↓

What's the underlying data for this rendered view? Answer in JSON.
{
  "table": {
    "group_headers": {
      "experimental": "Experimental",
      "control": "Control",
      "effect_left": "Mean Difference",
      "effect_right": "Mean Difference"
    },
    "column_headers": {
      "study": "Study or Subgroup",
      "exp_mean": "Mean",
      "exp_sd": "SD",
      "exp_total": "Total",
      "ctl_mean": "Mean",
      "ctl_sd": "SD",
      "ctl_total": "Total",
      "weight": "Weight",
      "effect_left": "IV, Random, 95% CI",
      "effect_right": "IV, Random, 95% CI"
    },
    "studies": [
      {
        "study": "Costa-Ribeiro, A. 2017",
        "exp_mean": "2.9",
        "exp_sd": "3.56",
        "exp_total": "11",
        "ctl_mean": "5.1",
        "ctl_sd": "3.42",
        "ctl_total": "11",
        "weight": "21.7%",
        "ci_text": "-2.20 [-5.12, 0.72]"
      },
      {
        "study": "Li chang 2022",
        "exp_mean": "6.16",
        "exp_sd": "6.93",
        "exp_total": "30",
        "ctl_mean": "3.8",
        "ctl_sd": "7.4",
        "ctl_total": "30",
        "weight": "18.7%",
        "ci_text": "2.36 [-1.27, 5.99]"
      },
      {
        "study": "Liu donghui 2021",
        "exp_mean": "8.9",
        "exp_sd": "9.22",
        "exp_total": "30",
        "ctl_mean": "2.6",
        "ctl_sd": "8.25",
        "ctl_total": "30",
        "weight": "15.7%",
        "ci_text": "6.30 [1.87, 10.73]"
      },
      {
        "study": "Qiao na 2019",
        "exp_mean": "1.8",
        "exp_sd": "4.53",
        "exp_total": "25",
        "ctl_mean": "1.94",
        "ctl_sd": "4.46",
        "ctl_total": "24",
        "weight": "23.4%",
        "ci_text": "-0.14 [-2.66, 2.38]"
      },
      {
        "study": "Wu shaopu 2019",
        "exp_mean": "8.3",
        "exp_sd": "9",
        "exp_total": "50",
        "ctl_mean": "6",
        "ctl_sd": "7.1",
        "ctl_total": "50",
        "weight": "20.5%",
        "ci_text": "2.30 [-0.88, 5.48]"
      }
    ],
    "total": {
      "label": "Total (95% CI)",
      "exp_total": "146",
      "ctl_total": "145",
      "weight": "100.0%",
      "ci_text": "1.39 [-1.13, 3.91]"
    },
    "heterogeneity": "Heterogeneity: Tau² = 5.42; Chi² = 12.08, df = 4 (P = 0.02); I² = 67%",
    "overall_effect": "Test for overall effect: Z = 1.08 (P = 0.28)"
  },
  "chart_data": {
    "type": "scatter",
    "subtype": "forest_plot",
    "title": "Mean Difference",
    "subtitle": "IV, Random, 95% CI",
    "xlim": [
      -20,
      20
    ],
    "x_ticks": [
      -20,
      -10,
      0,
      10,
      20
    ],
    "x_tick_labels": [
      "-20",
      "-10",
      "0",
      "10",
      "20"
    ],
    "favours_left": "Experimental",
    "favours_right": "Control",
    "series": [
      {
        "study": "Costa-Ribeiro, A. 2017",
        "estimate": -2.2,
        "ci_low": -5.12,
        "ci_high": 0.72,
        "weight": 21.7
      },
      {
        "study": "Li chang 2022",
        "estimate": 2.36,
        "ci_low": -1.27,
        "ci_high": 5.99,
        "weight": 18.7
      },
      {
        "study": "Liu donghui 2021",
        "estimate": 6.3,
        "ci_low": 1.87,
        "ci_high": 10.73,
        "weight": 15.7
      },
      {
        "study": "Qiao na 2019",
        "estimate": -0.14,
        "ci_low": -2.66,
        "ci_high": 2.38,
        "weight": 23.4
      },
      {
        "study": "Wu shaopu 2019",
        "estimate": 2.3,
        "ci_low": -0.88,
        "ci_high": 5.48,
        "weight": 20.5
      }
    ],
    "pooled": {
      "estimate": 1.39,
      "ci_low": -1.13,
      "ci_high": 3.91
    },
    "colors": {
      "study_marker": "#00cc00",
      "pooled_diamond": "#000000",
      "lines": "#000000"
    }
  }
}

↑

▶ _Written task_
Determine how many lines of the data contain the word "Control", and reply with that number only.

▶ _Reply to the task_
2